> What you have to do
Please write the listing below out again exactly, leaving every picture behind.

── Entries supplied

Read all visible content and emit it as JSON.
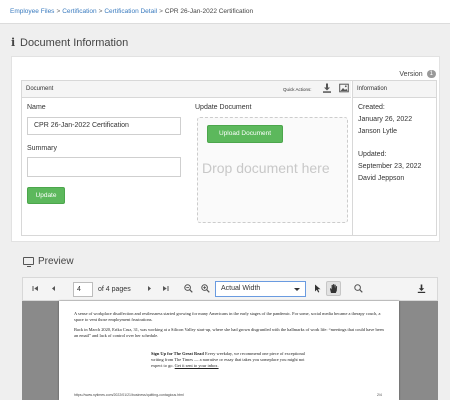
{
  "breadcrumb": {
    "items": [
      "Employee Files",
      "Certification",
      "Certification Detail"
    ],
    "current": "CPR 26-Jan-2022 Certification",
    "separator": ">"
  },
  "document_info": {
    "title": "Document Information",
    "icon": "info-icon",
    "version_label": "Version",
    "version_count": "1"
  },
  "panel": {
    "document_header": "Document",
    "quick_actions_label": "Quick Actions:",
    "quick_action_icons": [
      "download-icon",
      "image-icon"
    ],
    "information_header": "Information"
  },
  "form": {
    "name_label": "Name",
    "name_value": "CPR 26-Jan-2022 Certification",
    "summary_label": "Summary",
    "summary_value": "",
    "update_button": "Update"
  },
  "upload": {
    "label": "Update Document",
    "button": "Upload Document",
    "drop_text": "Drop document here"
  },
  "information": {
    "created_label": "Created:",
    "created_date": "January 26, 2022",
    "created_by": "Janson Lytle",
    "updated_label": "Updated:",
    "updated_date": "September 23, 2022",
    "updated_by": "David Jeppson"
  },
  "preview": {
    "title": "Preview",
    "icon": "monitor-icon",
    "page_number": "4",
    "page_total_text": "of 4 pages",
    "zoom": "Actual Width",
    "toolbar_icons": [
      "first-page-icon",
      "prev-page-icon",
      "next-page-icon",
      "last-page-icon",
      "zoom-out-icon",
      "zoom-in-icon",
      "select-cursor-icon",
      "hand-tool-icon",
      "search-icon",
      "download-icon"
    ]
  },
  "pdf": {
    "para1": "A sense of workplace disaffection and restlessness started growing for many Americans in the early stages of the pandemic. For some, social media became a therapy couch, a space to vent those employment frustrations.",
    "para2": "Back in March 2020, Erika Cruz, 31, was working at a Silicon Valley start-up, where she had grown disgruntled with the hallmarks of work life: “meetings that could have been an email” and lack of control over her schedule.",
    "callout_bold": "Sign Up for The Great Read",
    "callout_text": "Every weekday, we recommend one piece of exceptional writing from The Times — a narrative or essay that takes you someplace you might not expect to go.",
    "callout_link": "Get it sent to your inbox.",
    "footer_url": "https://www.nytimes.com/2022/01/21/business/quitting-contagious.html",
    "footer_page": "2/4"
  },
  "colors": {
    "accent_green": "#5cb85c",
    "link_blue": "#3a7bbf",
    "select_border": "#6a9be0"
  }
}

────

> Output of the task
Read all visible content and emit it as JSON.
{
  "breadcrumb": {
    "items": [
      "Employee Files",
      "Certification",
      "Certification Detail"
    ],
    "current": "CPR 26-Jan-2022 Certification",
    "separator": ">"
  },
  "document_info": {
    "title": "Document Information",
    "icon": "info-icon",
    "version_label": "Version",
    "version_count": "1"
  },
  "panel": {
    "document_header": "Document",
    "quick_actions_label": "Quick Actions:",
    "quick_action_icons": [
      "download-icon",
      "image-icon"
    ],
    "information_header": "Information"
  },
  "form": {
    "name_label": "Name",
    "name_value": "CPR 26-Jan-2022 Certification",
    "summary_label": "Summary",
    "summary_value": "",
    "update_button": "Update"
  },
  "upload": {
    "label": "Update Document",
    "button": "Upload Document",
    "drop_text": "Drop document here"
  },
  "information": {
    "created_label": "Created:",
    "created_date": "January 26, 2022",
    "created_by": "Janson Lytle",
    "updated_label": "Updated:",
    "updated_date": "September 23, 2022",
    "updated_by": "David Jeppson"
  },
  "preview": {
    "title": "Preview",
    "icon": "monitor-icon",
    "page_number": "4",
    "page_total_text": "of 4 pages",
    "zoom": "Actual Width",
    "toolbar_icons": [
      "first-page-icon",
      "prev-page-icon",
      "next-page-icon",
      "last-page-icon",
      "zoom-out-icon",
      "zoom-in-icon",
      "select-cursor-icon",
      "hand-tool-icon",
      "search-icon",
      "download-icon"
    ]
  },
  "pdf": {
    "para1": "A sense of workplace disaffection and restlessness started growing for many Americans in the early stages of the pandemic. For some, social media became a therapy couch, a space to vent those employment frustrations.",
    "para2": "Back in March 2020, Erika Cruz, 31, was working at a Silicon Valley start-up, where she had grown disgruntled with the hallmarks of work life: “meetings that could have been an email” and lack of control over her schedule.",
    "callout_bold": "Sign Up for The Great Read",
    "callout_text": "Every weekday, we recommend one piece of exceptional writing from The Times — a narrative or essay that takes you someplace you might not expect to go.",
    "callout_link": "Get it sent to your inbox.",
    "footer_url": "https://www.nytimes.com/2022/01/21/business/quitting-contagious.html",
    "footer_page": "2/4"
  },
  "colors": {
    "accent_green": "#5cb85c",
    "link_blue": "#3a7bbf",
    "select_border": "#6a9be0"
  }
}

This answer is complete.